#### EXTRACTED DATA

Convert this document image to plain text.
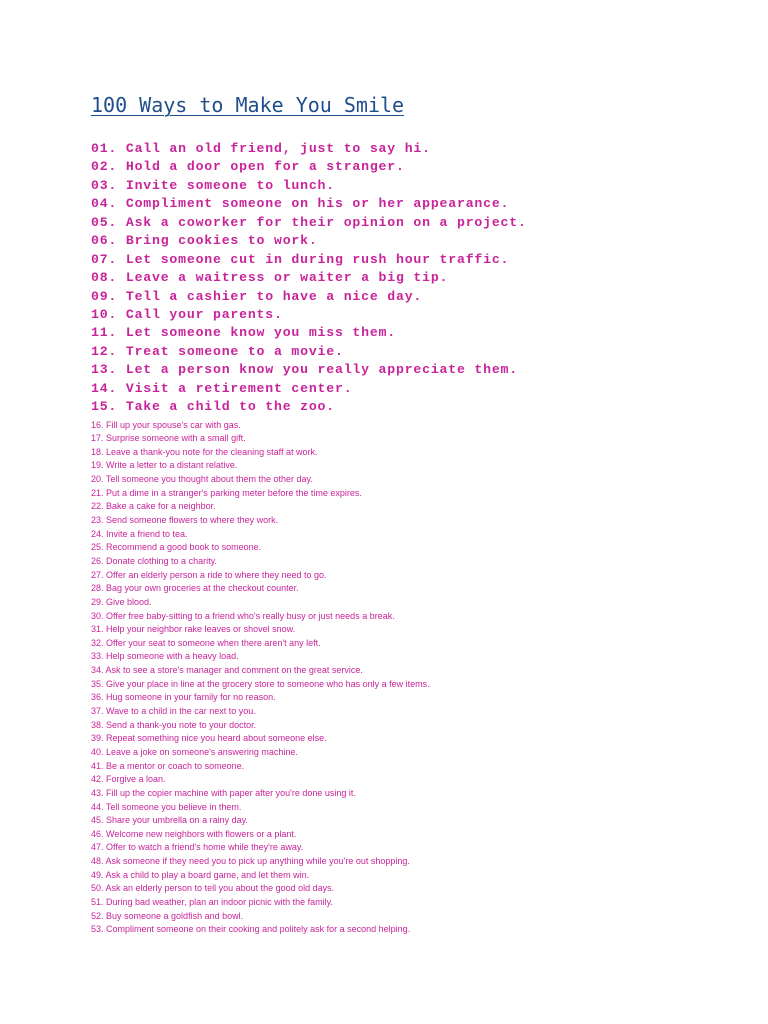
100 Ways to Make You Smile
01. Call an old friend, just to say hi.
02. Hold a door open for a stranger.
03. Invite someone to lunch.
04. Compliment someone on his or her appearance.
05. Ask a coworker for their opinion on a project.
06. Bring cookies to work.
07. Let someone cut in during rush hour traffic.
08. Leave a waitress or waiter a big tip.
09. Tell a cashier to have a nice day.
10. Call your parents.
11. Let someone know you miss them.
12. Treat someone to a movie.
13. Let a person know you really appreciate them.
14. Visit a retirement center.
15. Take a child to the zoo.
16. Fill up your spouse's car with gas.
17. Surprise someone with a small gift.
18. Leave a thank-you note for the cleaning staff at work.
19. Write a letter to a distant relative.
20. Tell someone you thought about them the other day.
21. Put a dime in a stranger's parking meter before the time expires.
22. Bake a cake for a neighbor.
23. Send someone flowers to where they work.
24. Invite a friend to tea.
25. Recommend a good book to someone.
26. Donate clothing to a charity.
27. Offer an elderly person a ride to where they need to go.
28. Bag your own groceries at the checkout counter.
29. Give blood.
30. Offer free baby-sitting to a friend who's really busy or just needs a break.
31. Help your neighbor rake leaves or shovel snow.
32. Offer your seat to someone when there aren't any left.
33. Help someone with a heavy load.
34. Ask to see a store's manager and comment on the great service.
35. Give your place in line at the grocery store to someone who has only a few items.
36. Hug someone in your family for no reason.
37. Wave to a child in the car next to you.
38. Send a thank-you note to your doctor.
39. Repeat something nice you heard about someone else.
40. Leave a joke on someone's answering machine.
41. Be a mentor or coach to someone.
42. Forgive a loan.
43. Fill up the copier machine with paper after you're done using it.
44. Tell someone you believe in them.
45. Share your umbrella on a rainy day.
46. Welcome new neighbors with flowers or a plant.
47. Offer to watch a friend's home while they're away.
48. Ask someone if they need you to pick up anything while you're out shopping.
49. Ask a child to play a board game, and let them win.
50. Ask an elderly person to tell you about the good old days.
51. During bad weather, plan an indoor picnic with the family.
52. Buy someone a goldfish and bowl.
53. Compliment someone on their cooking and politely ask for a second helping.
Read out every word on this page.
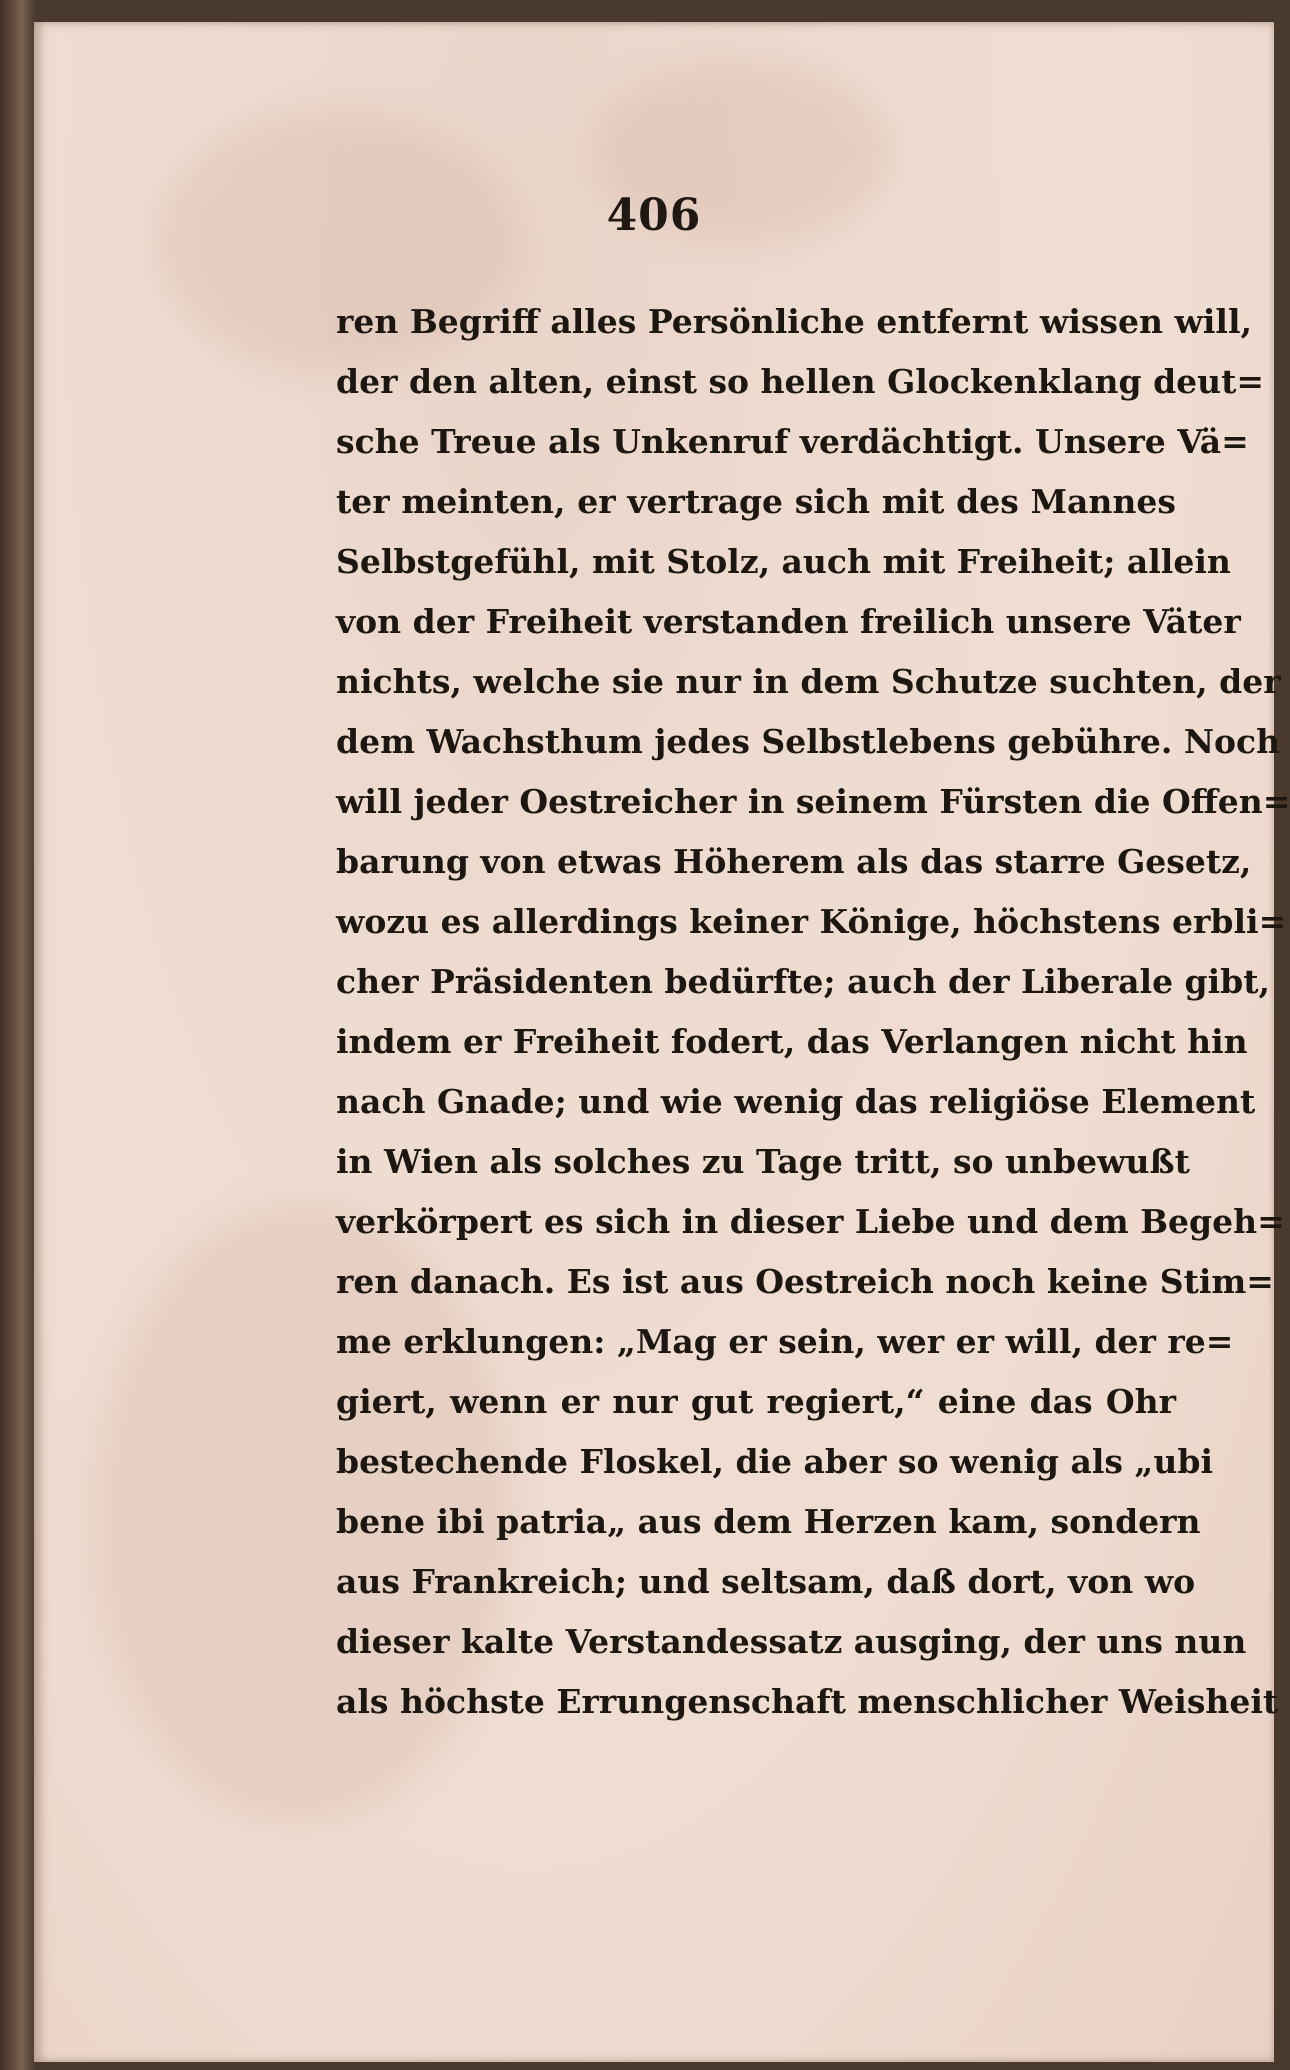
406
ren Begriff alles Persönliche entfernt wissen will,
der den alten, einst so hellen Glockenklang deut=
sche Treue als Unkenruf verdächtigt. Unsere Vä=
ter meinten, er vertrage sich mit des Mannes
Selbstgefühl, mit Stolz, auch mit Freiheit; allein
von der Freiheit verstanden freilich unsere Väter
nichts, welche sie nur in dem Schutze suchten, der
dem Wachsthum jedes Selbstlebens gebühre. Noch
will jeder Oestreicher in seinem Fürsten die Offen=
barung von etwas Höherem als das starre Gesetz,
wozu es allerdings keiner Könige, höchstens erbli=
cher Präsidenten bedürfte; auch der Liberale gibt,
indem er Freiheit fodert, das Verlangen nicht hin
nach Gnade; und wie wenig das religiöse Element
in Wien als solches zu Tage tritt, so unbewußt
verkörpert es sich in dieser Liebe und dem Begeh=
ren danach. Es ist aus Oestreich noch keine Stim=
me erklungen: „Mag er sein, wer er will, der re=
giert, wenn er nur gut regiert,“ eine das Ohr
bestechende Floskel, die aber so wenig als „ubi
bene ibi patria„ aus dem Herzen kam, sondern
aus Frankreich; und seltsam, daß dort, von wo
dieser kalte Verstandessatz ausging, der uns nun
als höchste Errungenschaft menschlicher Weisheit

########

Each line of the material must be retyped exactly, except that images are omitted.

SOLUTION FOR THIS PROBLEM:
Convert this document image to plain text.
100 Ways to Make You Smile
01. Call an old friend, just to say hi.
02. Hold a door open for a stranger.
03. Invite someone to lunch.
04. Compliment someone on his or her appearance.
05. Ask a coworker for their opinion on a project.
06. Bring cookies to work.
07. Let someone cut in during rush hour traffic.
08. Leave a waitress or waiter a big tip.
09. Tell a cashier to have a nice day.
10. Call your parents.
11. Let someone know you miss them.
12. Treat someone to a movie.
13. Let a person know you really appreciate them.
14. Visit a retirement center.
15. Take a child to the zoo.
16. Fill up your spouse's car with gas.
17. Surprise someone with a small gift.
18. Leave a thank-you note for the cleaning staff at work.
19. Write a letter to a distant relative.
20. Tell someone you thought about them the other day.
21. Put a dime in a stranger's parking meter before the time expires.
22. Bake a cake for a neighbor.
23. Send someone flowers to where they work.
24. Invite a friend to tea.
25. Recommend a good book to someone.
26. Donate clothing to a charity.
27. Offer an elderly person a ride to where they need to go.
28. Bag your own groceries at the checkout counter.
29. Give blood.
30. Offer free baby-sitting to a friend who's really busy or just needs a break.
31. Help your neighbor rake leaves or shovel snow.
32. Offer your seat to someone when there aren't any left.
33. Help someone with a heavy load.
34. Ask to see a store's manager and comment on the great service.
35. Give your place in line at the grocery store to someone who has only a few items.
36. Hug someone in your family for no reason.
37. Wave to a child in the car next to you.
38. Send a thank-you note to your doctor.
39. Repeat something nice you heard about someone else.
40. Leave a joke on someone's answering machine.
41. Be a mentor or coach to someone.
42. Forgive a loan.
43. Fill up the copier machine with paper after you're done using it.
44. Tell someone you believe in them.
45. Share your umbrella on a rainy day.
46. Welcome new neighbors with flowers or a plant.
47. Offer to watch a friend's home while they're away.
48. Ask someone if they need you to pick up anything while you're out shopping.
49. Ask a child to play a board game, and let them win.
50. Ask an elderly person to tell you about the good old days.
51. During bad weather, plan an indoor picnic with the family.
52. Buy someone a goldfish and bowl.
53. Compliment someone on their cooking and politely ask for a second helping.
Read out every word on this page.
406
ren Begriff alles Persönliche entfernt wissen will,
der den alten, einst so hellen Glockenklang deut=
sche Treue als Unkenruf verdächtigt. Unsere Vä=
ter meinten, er vertrage sich mit des Mannes
Selbstgefühl, mit Stolz, auch mit Freiheit; allein
von der Freiheit verstanden freilich unsere Väter
nichts, welche sie nur in dem Schutze suchten, der
dem Wachsthum jedes Selbstlebens gebühre. Noch
will jeder Oestreicher in seinem Fürsten die Offen=
barung von etwas Höherem als das starre Gesetz,
wozu es allerdings keiner Könige, höchstens erbli=
cher Präsidenten bedürfte; auch der Liberale gibt,
indem er Freiheit fodert, das Verlangen nicht hin
nach Gnade; und wie wenig das religiöse Element
in Wien als solches zu Tage tritt, so unbewußt
verkörpert es sich in dieser Liebe und dem Begeh=
ren danach. Es ist aus Oestreich noch keine Stim=
me erklungen: „Mag er sein, wer er will, der re=
giert, wenn er nur gut regiert,“ eine das Ohr
bestechende Floskel, die aber so wenig als „ubi
bene ibi patria„ aus dem Herzen kam, sondern
aus Frankreich; und seltsam, daß dort, von wo
dieser kalte Verstandessatz ausging, der uns nun
als höchste Errungenschaft menschlicher Weisheit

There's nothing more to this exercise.